▶ _TASK INSTRUCTIONS_:
Print out the entries below with no edits.

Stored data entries
━━━━

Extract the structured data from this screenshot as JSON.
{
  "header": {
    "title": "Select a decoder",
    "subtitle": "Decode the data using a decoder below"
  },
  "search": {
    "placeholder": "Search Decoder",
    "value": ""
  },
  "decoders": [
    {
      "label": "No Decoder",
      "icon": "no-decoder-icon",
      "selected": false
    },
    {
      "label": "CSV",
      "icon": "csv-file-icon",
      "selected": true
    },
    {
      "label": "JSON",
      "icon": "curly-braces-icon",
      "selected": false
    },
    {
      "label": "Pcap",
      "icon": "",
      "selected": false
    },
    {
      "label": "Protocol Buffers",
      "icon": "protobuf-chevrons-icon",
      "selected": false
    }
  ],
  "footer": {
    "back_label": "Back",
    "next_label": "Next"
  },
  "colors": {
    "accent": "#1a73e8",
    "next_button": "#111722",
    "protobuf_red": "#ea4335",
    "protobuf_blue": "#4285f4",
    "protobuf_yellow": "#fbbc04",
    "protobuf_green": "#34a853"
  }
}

━━━━

▶ _PROBLEM SOLUTION_:
Extract the structured data from this screenshot as JSON.
{
  "header": {
    "title": "Select a decoder",
    "subtitle": "Decode the data using a decoder below"
  },
  "search": {
    "placeholder": "Search Decoder",
    "value": ""
  },
  "decoders": [
    {
      "label": "No Decoder",
      "icon": "no-decoder-icon",
      "selected": false
    },
    {
      "label": "CSV",
      "icon": "csv-file-icon",
      "selected": true
    },
    {
      "label": "JSON",
      "icon": "curly-braces-icon",
      "selected": false
    },
    {
      "label": "Pcap",
      "icon": "",
      "selected": false
    },
    {
      "label": "Protocol Buffers",
      "icon": "protobuf-chevrons-icon",
      "selected": false
    }
  ],
  "footer": {
    "back_label": "Back",
    "next_label": "Next"
  },
  "colors": {
    "accent": "#1a73e8",
    "next_button": "#111722",
    "protobuf_red": "#ea4335",
    "protobuf_blue": "#4285f4",
    "protobuf_yellow": "#fbbc04",
    "protobuf_green": "#34a853"
  }
}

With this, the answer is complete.